Go through the listing and copy each line with the string "Management".

═══

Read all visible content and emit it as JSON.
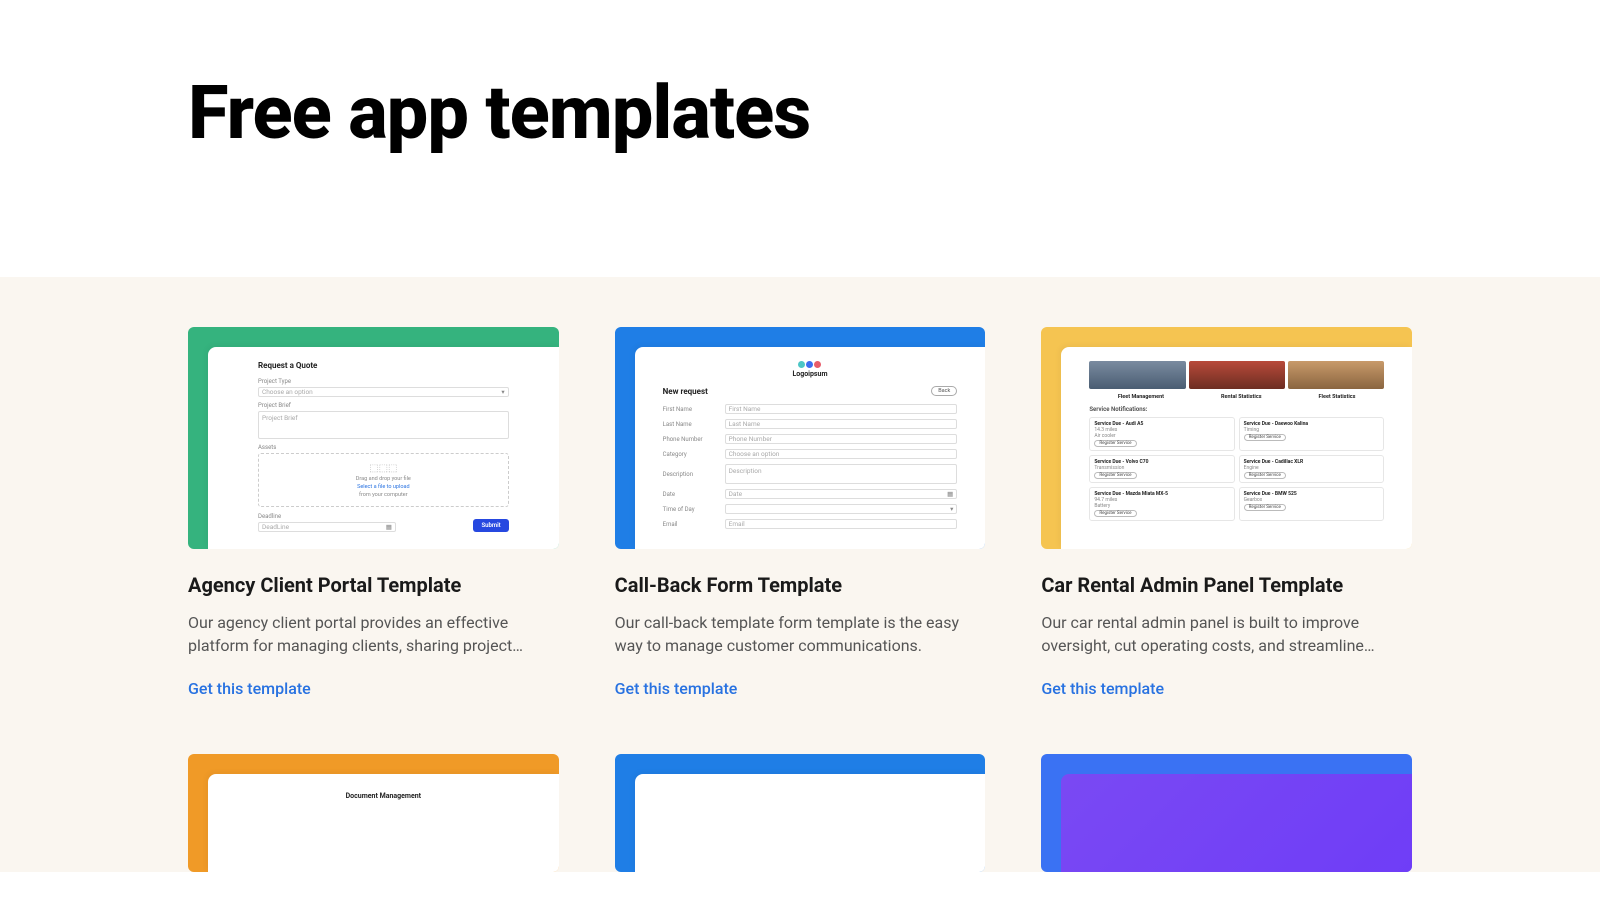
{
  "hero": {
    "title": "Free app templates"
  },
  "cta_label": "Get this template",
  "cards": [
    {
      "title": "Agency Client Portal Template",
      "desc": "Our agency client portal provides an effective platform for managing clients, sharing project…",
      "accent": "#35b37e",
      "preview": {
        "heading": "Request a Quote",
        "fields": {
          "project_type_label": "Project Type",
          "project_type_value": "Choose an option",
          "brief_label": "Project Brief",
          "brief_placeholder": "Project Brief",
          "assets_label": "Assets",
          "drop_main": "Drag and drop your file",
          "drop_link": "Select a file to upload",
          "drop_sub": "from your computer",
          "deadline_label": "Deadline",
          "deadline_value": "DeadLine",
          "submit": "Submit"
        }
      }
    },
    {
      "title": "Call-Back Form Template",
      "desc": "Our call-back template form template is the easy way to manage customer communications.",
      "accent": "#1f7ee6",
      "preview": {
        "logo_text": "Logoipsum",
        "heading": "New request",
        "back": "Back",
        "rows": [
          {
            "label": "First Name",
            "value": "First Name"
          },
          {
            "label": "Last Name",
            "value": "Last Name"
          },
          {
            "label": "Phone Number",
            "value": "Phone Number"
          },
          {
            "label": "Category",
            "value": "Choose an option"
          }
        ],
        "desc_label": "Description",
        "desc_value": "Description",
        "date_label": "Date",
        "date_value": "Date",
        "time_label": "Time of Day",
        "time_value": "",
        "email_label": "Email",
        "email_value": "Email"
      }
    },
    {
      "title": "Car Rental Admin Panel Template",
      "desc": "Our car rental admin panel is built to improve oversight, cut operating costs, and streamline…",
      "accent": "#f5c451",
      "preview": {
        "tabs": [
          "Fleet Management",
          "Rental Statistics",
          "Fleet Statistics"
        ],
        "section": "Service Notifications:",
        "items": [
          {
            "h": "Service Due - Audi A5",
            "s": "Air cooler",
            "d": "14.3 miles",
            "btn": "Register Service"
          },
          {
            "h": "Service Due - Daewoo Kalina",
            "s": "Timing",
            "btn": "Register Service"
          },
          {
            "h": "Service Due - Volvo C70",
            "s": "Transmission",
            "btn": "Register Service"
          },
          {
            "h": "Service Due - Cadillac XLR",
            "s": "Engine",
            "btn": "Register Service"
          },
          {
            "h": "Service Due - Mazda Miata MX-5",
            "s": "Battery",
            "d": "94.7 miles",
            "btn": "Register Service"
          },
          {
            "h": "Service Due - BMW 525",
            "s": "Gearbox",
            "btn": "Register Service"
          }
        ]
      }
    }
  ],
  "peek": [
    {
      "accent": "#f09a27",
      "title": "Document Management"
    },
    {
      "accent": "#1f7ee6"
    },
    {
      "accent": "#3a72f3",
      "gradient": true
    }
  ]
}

═══

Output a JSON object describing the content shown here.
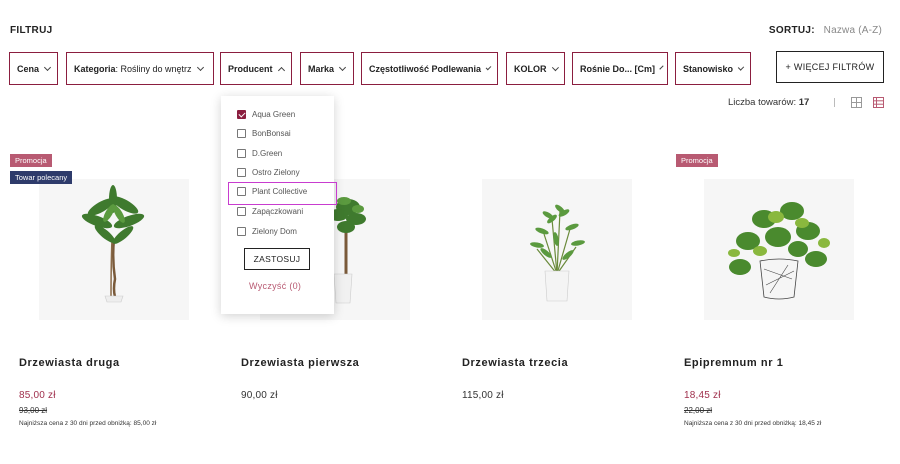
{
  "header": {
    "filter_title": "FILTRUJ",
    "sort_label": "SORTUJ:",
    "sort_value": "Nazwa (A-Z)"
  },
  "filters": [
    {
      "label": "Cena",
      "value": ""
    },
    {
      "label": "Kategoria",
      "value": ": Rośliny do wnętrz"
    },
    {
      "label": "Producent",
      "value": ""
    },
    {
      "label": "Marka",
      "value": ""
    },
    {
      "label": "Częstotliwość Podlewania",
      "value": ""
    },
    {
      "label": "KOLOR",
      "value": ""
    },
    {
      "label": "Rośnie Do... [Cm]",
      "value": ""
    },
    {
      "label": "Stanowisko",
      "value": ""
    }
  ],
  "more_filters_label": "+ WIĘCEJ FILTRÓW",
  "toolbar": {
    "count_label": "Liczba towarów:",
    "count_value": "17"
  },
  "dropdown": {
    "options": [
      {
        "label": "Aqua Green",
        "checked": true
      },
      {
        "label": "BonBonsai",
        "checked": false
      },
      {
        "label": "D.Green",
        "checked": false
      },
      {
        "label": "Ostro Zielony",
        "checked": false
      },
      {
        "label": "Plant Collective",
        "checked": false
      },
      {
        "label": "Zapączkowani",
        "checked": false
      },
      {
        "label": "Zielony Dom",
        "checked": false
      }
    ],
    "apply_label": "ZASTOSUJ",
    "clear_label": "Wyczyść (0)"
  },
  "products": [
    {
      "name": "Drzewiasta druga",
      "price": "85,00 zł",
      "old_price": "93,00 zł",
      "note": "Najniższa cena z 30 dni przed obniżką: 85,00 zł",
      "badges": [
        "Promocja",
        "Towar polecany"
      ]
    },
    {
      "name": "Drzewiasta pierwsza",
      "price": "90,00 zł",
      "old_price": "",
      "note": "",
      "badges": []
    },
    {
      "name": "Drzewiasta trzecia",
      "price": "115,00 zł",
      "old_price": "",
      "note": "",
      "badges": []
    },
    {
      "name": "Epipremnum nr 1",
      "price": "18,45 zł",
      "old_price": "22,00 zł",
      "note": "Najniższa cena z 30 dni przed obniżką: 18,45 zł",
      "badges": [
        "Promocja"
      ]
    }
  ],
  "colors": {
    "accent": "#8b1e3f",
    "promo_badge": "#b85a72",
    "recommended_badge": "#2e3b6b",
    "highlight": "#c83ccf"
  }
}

═══

▶ COMPLETE RESPONSE
          "Fleet Management",
      "title": "Document Management"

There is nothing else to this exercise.